Page records with their text
>>>

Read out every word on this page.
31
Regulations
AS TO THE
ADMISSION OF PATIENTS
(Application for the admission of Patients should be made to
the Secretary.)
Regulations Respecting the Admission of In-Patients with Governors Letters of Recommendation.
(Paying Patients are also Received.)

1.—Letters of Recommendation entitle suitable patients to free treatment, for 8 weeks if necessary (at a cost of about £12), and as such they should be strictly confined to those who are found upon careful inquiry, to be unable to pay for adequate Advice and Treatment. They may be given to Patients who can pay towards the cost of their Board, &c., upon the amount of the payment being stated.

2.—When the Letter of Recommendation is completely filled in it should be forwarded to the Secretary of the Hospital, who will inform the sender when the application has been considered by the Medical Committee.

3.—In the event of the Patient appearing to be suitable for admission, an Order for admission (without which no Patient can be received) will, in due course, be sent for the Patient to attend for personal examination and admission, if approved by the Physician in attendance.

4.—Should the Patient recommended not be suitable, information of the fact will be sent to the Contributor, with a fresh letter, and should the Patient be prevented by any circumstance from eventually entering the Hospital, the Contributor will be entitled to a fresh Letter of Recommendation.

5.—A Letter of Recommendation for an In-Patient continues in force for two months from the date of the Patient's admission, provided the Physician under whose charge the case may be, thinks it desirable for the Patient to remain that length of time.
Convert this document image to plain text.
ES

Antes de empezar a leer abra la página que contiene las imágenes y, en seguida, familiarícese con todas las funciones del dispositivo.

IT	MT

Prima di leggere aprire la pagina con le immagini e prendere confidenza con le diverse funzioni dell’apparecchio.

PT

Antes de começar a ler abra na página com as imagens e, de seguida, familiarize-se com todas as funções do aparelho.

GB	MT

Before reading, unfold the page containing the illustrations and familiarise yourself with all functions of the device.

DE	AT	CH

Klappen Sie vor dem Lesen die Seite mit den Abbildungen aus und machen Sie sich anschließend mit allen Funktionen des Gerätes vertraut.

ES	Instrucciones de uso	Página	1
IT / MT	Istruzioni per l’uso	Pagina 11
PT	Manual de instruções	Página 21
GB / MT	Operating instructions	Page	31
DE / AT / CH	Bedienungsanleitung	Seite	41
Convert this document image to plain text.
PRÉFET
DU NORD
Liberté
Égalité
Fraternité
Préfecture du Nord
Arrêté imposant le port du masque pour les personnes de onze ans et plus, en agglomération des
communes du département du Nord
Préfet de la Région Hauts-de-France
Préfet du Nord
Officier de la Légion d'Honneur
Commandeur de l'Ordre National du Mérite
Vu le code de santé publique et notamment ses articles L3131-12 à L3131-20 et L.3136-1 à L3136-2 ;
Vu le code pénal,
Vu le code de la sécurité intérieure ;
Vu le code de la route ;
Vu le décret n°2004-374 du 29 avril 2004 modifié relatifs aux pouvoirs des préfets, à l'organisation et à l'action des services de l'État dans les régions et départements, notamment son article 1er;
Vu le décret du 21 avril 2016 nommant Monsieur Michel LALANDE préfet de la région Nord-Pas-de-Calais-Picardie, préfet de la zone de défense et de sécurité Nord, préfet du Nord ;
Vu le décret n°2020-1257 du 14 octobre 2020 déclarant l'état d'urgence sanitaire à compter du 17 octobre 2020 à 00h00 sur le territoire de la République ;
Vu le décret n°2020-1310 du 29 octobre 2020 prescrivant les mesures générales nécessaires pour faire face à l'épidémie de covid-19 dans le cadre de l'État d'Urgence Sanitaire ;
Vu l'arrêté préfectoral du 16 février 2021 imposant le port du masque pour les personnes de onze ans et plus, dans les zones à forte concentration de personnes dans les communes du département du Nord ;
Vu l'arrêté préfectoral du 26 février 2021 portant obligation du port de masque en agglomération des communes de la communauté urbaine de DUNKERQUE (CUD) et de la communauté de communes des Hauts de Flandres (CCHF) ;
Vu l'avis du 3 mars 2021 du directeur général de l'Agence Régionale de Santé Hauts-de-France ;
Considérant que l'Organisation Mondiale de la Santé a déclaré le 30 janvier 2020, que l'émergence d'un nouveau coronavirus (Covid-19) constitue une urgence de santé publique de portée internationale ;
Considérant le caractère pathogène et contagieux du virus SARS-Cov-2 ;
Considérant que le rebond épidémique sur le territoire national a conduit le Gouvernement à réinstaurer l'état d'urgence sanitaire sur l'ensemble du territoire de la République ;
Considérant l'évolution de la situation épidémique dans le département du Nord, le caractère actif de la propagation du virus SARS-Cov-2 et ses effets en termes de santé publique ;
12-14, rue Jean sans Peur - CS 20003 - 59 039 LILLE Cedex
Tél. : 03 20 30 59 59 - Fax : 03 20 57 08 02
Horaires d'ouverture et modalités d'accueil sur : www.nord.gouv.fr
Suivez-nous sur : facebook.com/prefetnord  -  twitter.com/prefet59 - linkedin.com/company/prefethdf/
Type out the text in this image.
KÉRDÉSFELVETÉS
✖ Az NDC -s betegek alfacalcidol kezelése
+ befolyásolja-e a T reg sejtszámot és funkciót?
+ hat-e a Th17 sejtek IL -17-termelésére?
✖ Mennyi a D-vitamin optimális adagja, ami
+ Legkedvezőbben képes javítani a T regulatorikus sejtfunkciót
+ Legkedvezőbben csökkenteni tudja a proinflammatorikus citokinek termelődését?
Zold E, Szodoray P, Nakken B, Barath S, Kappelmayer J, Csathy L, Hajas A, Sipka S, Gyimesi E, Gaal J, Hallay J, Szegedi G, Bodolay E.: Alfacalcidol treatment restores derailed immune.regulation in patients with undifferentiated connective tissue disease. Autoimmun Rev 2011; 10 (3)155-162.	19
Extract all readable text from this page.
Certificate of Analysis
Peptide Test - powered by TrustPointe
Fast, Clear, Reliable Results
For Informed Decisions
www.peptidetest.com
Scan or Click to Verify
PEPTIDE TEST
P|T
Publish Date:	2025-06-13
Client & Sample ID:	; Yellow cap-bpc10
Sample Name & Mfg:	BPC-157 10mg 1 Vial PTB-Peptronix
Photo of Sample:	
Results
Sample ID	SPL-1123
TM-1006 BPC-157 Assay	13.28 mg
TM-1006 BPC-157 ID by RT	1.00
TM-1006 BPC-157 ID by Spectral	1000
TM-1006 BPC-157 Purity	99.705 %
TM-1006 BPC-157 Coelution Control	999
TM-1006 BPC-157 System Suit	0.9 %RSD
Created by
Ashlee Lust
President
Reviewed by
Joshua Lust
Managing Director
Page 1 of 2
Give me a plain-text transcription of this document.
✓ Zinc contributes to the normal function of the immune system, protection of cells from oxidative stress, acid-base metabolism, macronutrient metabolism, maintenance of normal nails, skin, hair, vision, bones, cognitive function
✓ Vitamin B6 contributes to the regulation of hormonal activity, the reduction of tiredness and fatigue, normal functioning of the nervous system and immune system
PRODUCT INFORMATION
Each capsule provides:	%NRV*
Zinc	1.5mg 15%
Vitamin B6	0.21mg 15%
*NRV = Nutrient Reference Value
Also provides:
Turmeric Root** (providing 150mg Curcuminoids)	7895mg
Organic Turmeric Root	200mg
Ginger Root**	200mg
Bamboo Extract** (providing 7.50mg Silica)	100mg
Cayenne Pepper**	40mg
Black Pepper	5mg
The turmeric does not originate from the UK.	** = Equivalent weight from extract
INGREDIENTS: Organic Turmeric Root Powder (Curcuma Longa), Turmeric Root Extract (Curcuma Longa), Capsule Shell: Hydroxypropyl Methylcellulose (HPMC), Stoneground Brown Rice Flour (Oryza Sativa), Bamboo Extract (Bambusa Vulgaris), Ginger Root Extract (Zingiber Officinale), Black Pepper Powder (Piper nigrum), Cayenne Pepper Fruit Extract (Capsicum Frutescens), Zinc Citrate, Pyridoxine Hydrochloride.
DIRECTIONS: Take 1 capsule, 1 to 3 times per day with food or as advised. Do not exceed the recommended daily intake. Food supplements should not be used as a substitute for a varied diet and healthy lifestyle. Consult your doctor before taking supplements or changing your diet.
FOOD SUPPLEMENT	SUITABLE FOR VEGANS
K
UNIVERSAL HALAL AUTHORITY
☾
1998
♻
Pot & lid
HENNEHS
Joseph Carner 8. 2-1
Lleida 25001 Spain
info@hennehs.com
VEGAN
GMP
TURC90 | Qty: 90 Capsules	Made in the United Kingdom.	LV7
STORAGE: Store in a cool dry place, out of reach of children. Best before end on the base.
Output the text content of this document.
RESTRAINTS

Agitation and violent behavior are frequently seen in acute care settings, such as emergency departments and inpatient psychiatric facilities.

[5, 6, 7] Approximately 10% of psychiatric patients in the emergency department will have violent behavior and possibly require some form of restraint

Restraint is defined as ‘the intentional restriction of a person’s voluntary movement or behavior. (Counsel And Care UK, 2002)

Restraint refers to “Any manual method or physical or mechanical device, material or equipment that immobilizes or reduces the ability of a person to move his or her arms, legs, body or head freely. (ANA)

<<<

▶ AIM OF THE EXERCISE:
All lines of the data above that include the word "caractère" must be shown.

▶ EXERCISE OUTPUT:
Considérant le caractère pathogène et contagieux du virus SARS-Cov-2 ;
Considérant l'évolution de la situation épidémique dans le département du Nord, le caractère actif de la propagation du virus SARS-Cov-2 et ses effets en termes de santé publique ;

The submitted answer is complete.